[Stored records]
──────

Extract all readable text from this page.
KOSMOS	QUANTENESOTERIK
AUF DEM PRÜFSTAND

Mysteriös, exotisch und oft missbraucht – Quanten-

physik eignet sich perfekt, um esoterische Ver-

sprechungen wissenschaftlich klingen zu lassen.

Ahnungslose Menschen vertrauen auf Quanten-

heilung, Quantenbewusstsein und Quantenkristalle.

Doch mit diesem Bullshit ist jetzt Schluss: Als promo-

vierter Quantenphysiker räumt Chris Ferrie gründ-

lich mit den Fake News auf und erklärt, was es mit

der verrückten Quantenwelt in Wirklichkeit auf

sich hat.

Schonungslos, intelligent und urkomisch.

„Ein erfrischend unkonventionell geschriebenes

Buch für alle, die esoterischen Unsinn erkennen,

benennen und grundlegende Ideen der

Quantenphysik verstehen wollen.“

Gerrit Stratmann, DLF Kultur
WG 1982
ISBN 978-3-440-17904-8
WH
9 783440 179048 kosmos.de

──────

### To be done
Please repeat the material above, word for word and in full.

### Final result
Extract all readable text from this page.
KOSMOS	QUANTENESOTERIK
AUF DEM PRÜFSTAND

Mysteriös, exotisch und oft missbraucht – Quanten-

physik eignet sich perfekt, um esoterische Ver-

sprechungen wissenschaftlich klingen zu lassen.

Ahnungslose Menschen vertrauen auf Quanten-

heilung, Quantenbewusstsein und Quantenkristalle.

Doch mit diesem Bullshit ist jetzt Schluss: Als promo-

vierter Quantenphysiker räumt Chris Ferrie gründ-

lich mit den Fake News auf und erklärt, was es mit

der verrückten Quantenwelt in Wirklichkeit auf

sich hat.

Schonungslos, intelligent und urkomisch.

„Ein erfrischend unkonventionell geschriebenes

Buch für alle, die esoterischen Unsinn erkennen,

benennen und grundlegende Ideen der

Quantenphysik verstehen wollen.“

Gerrit Stratmann, DLF Kultur
WG 1982
ISBN 978-3-440-17904-8
WH
9 783440 179048 kosmos.de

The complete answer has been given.